PROBLEM DETAILS: The records below must be copied in full; omit the images.
# Start of DATA LINES
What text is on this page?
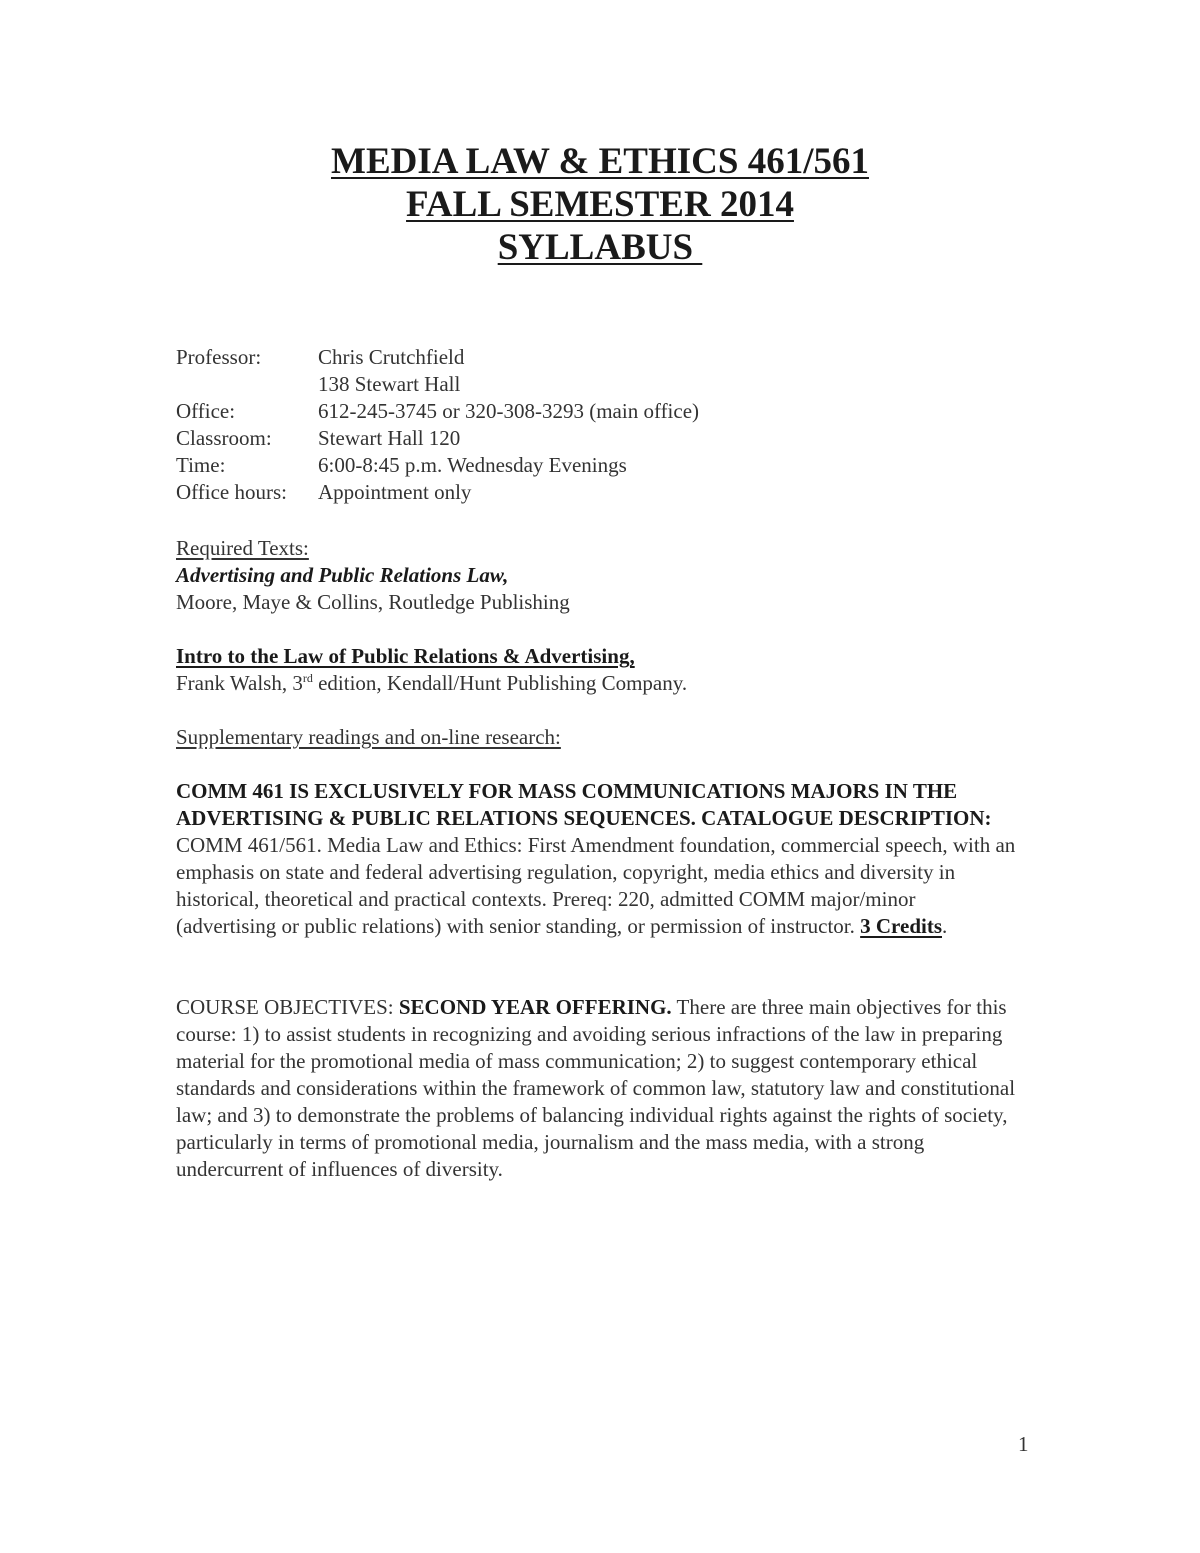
MEDIA LAW & ETHICS 461/561
FALL SEMESTER 2014
SYLLABUS
Professor:	Chris Crutchfield
138 Stewart Hall
Office:	612-245-3745 or 320-308-3293 (main office)
Classroom:	Stewart Hall 120
Time:	6:00-8:45 p.m. Wednesday Evenings
Office hours:	Appointment only
Required Texts:
Advertising and Public Relations Law,
Moore, Maye & Collins, Routledge Publishing
Intro to the Law of Public Relations & Advertising,
Frank Walsh, 3rd edition, Kendall/Hunt Publishing Company.
Supplementary readings and on-line research:
COMM 461 IS EXCLUSIVELY FOR MASS COMMUNICATIONS MAJORS IN THE ADVERTISING & PUBLIC RELATIONS SEQUENCES. CATALOGUE DESCRIPTION: COMM 461/561. Media Law and Ethics: First Amendment foundation, commercial speech, with an emphasis on state and federal advertising regulation, copyright, media ethics and diversity in historical, theoretical and practical contexts. Prereq: 220, admitted COMM major/minor (advertising or public relations) with senior standing, or permission of instructor. 3 Credits.
COURSE OBJECTIVES: SECOND YEAR OFFERING. There are three main objectives for this course: 1) to assist students in recognizing and avoiding serious infractions of the law in preparing material for the promotional media of mass communication; 2) to suggest contemporary ethical standards and considerations within the framework of common law, statutory law and constitutional law; and 3) to demonstrate the problems of balancing individual rights against the rights of society, particularly in terms of promotional media, journalism and the mass media, with a strong undercurrent of influences of diversity.
1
# End of DATA LINES
RESULT OF THE EXERCISE:
What text is on this page?
MEDIA LAW & ETHICS 461/561
FALL SEMESTER 2014
SYLLABUS
Professor:	Chris Crutchfield
138 Stewart Hall
Office:	612-245-3745 or 320-308-3293 (main office)
Classroom:	Stewart Hall 120
Time:	6:00-8:45 p.m. Wednesday Evenings
Office hours:	Appointment only
Required Texts:
Advertising and Public Relations Law,
Moore, Maye & Collins, Routledge Publishing
Intro to the Law of Public Relations & Advertising,
Frank Walsh, 3rd edition, Kendall/Hunt Publishing Company.
Supplementary readings and on-line research:
COMM 461 IS EXCLUSIVELY FOR MASS COMMUNICATIONS MAJORS IN THE ADVERTISING & PUBLIC RELATIONS SEQUENCES. CATALOGUE DESCRIPTION: COMM 461/561. Media Law and Ethics: First Amendment foundation, commercial speech, with an emphasis on state and federal advertising regulation, copyright, media ethics and diversity in historical, theoretical and practical contexts. Prereq: 220, admitted COMM major/minor (advertising or public relations) with senior standing, or permission of instructor. 3 Credits.
COURSE OBJECTIVES: SECOND YEAR OFFERING. There are three main objectives for this course: 1) to assist students in recognizing and avoiding serious infractions of the law in preparing material for the promotional media of mass communication; 2) to suggest contemporary ethical standards and considerations within the framework of common law, statutory law and constitutional law; and 3) to demonstrate the problems of balancing individual rights against the rights of society, particularly in terms of promotional media, journalism and the mass media, with a strong undercurrent of influences of diversity.
1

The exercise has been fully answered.